Micky Fenton

Personal information
- Full name: Michael Fenton
- Date of birth: 30 October 1913
- Place of birth: Portrack, Stockton-on-Tees, County Durham, England
- Date of death: 5 February 2003 (aged 89)
- Place of death: Stockton-on-Tees, County Durham, England
- Height: 5 ft 9 in (1.75 m)
- Position: Forward

Youth career
- Portrack Shamrocks
- South Bank East End

Senior career*
- Years: Team / Apps / (Gls)
- 1932–1950: Middlesbrough / 240 / (137)
- Total:  / 240 / (137)

International career
- 1938: England / 1 / (0)

= Micky Fenton =

English footballer (1913–2003)

Michael Fenton (30 October 1913 – 5 February 2003) was an England international footballer for Middlesbrough either side of World War II. A forward, he scored 152 goals in 269 appearances in all competitions.

__Work to complete__:
1. Duplicate the part of the Micky Fenton profile between "Senior career*" and "in all competitions.", inclusive.
2. According to the Micky Fenton profile, how many goals did he score in all competitions?
3. List every field label that appears under "Personal information" in the Micky Fenton profile.

Collected data entries
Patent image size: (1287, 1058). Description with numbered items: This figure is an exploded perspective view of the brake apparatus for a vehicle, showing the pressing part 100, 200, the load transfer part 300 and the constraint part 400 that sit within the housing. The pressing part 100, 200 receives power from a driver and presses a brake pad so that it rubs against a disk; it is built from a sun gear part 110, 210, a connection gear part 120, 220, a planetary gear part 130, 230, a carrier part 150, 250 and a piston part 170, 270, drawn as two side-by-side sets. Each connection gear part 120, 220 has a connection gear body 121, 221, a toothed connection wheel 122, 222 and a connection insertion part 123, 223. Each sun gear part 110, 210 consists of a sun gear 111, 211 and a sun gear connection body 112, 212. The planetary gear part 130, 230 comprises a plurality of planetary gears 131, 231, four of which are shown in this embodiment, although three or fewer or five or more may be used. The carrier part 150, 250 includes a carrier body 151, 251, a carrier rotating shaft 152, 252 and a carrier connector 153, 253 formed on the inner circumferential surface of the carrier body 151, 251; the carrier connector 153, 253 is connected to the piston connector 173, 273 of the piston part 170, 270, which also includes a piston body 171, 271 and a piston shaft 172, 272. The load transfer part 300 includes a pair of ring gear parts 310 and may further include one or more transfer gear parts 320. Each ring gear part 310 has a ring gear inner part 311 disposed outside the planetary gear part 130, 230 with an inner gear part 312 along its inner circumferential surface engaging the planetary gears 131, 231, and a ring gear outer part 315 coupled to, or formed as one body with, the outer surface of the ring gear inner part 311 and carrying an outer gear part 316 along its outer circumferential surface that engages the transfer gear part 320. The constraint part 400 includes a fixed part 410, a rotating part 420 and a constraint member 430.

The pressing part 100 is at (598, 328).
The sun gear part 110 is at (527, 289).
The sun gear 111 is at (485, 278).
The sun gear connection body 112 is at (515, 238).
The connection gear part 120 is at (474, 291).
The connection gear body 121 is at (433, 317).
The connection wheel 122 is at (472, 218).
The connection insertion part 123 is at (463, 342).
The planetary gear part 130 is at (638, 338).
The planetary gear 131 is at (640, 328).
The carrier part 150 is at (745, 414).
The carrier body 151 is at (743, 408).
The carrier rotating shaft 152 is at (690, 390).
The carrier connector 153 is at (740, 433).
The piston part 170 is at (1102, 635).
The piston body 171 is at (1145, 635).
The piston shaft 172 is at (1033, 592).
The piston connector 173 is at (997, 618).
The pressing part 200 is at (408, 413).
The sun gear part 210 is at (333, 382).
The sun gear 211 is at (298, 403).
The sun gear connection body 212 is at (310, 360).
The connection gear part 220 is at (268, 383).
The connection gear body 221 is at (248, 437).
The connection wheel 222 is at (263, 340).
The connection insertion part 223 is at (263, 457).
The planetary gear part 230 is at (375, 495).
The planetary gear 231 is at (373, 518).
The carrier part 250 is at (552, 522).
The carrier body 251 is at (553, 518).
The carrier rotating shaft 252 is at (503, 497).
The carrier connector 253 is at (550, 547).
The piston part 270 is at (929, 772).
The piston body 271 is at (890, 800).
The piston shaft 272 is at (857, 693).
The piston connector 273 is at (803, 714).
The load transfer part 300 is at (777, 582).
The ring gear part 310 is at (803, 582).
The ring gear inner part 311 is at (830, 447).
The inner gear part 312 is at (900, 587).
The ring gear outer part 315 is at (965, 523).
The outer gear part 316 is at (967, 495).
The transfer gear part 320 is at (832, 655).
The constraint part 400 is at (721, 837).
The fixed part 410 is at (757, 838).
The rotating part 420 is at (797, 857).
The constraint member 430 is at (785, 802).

__Answers per task__:
1.
Senior career*
- Years: Team / Apps / (Gls)
- 1932–1950: Middlesbrough / 240 / (137)
- Total:  / 240 / (137)

International career
- 1938: England / 1 / (0)

= Micky Fenton =

English footballer (1913–2003)

Michael Fenton (30 October 1913 – 5 February 2003) was an England international footballer for Middlesbrough either side of World War II. A forward, he scored 152 goals in 269 appearances in all competitions.

2. 152 goals

3. Full name, Date of birth, Place of birth, Date of death, Place of death, Height, Position